Read the lines that follow and pick out every one containing the word "badge".

[Data excerpts]
----
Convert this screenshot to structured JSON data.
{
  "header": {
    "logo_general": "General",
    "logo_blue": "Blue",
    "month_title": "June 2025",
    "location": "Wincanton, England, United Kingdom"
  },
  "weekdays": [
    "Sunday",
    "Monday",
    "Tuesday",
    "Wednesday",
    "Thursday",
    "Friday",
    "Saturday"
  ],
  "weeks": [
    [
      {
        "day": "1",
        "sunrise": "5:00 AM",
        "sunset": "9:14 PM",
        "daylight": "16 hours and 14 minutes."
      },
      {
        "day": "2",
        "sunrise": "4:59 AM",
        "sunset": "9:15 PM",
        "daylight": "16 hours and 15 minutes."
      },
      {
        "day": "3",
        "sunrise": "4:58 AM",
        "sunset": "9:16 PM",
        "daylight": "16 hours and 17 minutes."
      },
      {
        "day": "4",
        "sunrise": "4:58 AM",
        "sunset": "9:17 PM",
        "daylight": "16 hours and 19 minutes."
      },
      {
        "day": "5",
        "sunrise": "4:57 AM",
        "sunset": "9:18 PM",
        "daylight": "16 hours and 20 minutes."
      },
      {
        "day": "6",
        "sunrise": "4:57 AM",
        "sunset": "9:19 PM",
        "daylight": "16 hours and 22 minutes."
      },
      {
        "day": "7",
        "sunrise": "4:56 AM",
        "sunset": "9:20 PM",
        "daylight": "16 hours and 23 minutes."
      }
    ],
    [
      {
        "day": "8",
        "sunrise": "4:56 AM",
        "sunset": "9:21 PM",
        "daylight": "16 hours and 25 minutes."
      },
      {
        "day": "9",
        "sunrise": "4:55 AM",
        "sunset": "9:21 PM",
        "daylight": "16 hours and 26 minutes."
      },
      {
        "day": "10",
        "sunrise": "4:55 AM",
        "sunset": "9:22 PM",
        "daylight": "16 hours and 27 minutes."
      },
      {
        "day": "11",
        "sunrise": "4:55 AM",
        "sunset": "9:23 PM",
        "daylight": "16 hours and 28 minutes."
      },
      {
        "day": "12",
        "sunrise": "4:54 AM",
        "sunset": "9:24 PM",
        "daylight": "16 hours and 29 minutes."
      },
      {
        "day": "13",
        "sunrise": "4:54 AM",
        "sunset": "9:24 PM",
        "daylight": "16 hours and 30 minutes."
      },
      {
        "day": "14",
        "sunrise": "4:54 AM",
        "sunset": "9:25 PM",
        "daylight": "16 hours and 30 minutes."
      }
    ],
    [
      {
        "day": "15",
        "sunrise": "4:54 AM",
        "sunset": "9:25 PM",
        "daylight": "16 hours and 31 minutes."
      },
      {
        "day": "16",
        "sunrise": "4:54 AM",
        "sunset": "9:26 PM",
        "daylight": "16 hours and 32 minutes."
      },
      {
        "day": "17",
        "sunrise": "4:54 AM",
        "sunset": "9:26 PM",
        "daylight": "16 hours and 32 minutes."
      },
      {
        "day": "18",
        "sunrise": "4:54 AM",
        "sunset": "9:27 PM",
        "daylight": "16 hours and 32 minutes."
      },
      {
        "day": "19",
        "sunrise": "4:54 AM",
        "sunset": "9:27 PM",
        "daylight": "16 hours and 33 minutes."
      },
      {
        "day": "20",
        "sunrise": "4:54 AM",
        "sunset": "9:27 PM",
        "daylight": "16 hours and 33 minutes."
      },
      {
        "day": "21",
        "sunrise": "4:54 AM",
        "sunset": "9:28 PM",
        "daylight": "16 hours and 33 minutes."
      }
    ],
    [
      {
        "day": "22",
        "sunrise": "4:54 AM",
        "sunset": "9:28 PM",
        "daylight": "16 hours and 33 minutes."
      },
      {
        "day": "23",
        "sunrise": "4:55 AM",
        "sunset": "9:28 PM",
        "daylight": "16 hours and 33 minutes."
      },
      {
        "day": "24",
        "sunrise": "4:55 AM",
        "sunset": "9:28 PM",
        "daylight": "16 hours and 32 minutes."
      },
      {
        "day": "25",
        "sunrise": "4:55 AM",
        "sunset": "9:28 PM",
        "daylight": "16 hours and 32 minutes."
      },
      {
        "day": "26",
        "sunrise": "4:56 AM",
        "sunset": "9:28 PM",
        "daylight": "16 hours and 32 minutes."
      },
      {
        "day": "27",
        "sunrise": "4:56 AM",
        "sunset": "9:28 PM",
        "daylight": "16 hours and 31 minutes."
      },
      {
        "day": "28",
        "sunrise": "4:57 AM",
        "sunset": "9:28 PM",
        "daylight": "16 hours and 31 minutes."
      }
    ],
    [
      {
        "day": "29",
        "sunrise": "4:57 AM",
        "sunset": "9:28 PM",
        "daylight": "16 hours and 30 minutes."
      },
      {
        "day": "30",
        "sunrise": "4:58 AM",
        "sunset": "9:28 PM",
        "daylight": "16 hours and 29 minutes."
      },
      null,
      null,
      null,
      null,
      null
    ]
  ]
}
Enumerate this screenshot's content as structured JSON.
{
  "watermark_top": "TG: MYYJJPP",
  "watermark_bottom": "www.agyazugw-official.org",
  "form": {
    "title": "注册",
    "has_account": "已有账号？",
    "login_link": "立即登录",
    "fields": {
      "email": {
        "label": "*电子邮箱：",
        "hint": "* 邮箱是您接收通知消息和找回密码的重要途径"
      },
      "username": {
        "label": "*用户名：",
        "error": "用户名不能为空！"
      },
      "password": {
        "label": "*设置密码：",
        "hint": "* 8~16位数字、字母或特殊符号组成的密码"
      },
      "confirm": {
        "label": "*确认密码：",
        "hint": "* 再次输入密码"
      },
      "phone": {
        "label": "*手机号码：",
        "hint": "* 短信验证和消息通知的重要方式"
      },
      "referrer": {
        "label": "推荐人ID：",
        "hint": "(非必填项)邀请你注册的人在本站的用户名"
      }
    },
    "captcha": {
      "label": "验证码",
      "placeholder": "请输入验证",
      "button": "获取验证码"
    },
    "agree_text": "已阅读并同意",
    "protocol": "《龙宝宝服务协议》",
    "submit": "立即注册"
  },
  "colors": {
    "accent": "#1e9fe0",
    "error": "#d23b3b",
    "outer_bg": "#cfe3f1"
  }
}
----
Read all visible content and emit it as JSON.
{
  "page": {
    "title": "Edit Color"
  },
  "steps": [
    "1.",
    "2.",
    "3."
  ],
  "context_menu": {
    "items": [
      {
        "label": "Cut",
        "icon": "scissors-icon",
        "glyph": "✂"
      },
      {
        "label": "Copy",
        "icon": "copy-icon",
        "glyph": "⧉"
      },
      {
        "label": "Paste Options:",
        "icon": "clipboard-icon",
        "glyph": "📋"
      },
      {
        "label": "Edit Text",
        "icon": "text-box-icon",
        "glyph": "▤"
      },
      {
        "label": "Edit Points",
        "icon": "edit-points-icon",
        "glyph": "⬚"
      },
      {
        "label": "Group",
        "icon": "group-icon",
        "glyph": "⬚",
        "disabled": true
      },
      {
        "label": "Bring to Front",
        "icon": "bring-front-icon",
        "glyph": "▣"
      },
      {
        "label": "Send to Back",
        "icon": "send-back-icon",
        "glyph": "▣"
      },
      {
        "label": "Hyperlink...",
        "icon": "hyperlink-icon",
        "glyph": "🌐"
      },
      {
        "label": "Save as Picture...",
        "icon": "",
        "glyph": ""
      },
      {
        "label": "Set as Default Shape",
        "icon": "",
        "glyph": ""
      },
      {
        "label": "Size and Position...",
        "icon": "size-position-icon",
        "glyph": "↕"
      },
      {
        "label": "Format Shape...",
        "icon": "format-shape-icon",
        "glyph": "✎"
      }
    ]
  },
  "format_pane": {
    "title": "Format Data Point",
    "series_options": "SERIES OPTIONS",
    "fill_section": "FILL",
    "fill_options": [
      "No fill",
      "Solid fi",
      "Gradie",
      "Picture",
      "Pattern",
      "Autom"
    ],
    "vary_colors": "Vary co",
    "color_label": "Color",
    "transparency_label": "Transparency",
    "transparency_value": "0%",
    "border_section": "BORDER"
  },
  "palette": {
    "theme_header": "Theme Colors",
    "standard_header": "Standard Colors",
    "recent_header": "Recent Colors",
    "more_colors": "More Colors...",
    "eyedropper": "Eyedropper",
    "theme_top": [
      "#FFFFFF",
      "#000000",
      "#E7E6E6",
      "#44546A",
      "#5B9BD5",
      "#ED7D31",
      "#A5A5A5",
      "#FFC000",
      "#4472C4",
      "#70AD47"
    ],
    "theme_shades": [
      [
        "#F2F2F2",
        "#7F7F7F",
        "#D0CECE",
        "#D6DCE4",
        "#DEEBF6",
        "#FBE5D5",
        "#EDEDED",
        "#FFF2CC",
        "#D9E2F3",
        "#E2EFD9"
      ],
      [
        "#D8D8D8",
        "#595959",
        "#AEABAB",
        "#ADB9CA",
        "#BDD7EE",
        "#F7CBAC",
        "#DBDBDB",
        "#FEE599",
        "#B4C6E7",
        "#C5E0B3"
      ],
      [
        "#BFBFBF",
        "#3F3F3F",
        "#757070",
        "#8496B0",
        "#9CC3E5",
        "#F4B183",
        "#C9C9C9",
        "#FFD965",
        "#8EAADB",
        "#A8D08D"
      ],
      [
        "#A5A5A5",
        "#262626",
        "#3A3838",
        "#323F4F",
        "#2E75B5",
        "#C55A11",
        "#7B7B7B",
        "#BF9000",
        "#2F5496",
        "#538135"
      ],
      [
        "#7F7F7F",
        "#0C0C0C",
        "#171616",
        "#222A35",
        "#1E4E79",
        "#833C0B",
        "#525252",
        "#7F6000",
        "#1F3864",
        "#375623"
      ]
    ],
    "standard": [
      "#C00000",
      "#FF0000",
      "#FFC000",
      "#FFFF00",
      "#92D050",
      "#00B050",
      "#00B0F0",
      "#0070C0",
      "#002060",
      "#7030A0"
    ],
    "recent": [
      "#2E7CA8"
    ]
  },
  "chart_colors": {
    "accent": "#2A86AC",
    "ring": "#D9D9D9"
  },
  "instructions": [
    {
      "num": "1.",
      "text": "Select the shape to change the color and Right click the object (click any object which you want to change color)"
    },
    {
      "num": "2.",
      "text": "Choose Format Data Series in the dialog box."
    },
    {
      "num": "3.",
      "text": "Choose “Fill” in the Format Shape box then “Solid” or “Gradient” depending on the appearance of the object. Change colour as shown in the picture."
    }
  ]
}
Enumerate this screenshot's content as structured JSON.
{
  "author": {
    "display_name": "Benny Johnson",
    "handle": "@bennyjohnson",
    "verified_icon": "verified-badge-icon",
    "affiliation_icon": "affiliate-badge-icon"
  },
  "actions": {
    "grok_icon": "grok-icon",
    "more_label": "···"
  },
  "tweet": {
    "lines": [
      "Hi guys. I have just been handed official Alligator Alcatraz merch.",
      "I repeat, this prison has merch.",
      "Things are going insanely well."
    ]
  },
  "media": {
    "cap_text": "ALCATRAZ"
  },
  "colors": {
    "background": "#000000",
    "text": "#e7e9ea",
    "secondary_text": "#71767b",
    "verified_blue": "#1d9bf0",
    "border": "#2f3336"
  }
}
----
EXPECTED OUTPUT:
    "verified_icon": "verified-badge-icon",
    "affiliation_icon": "affiliate-badge-icon"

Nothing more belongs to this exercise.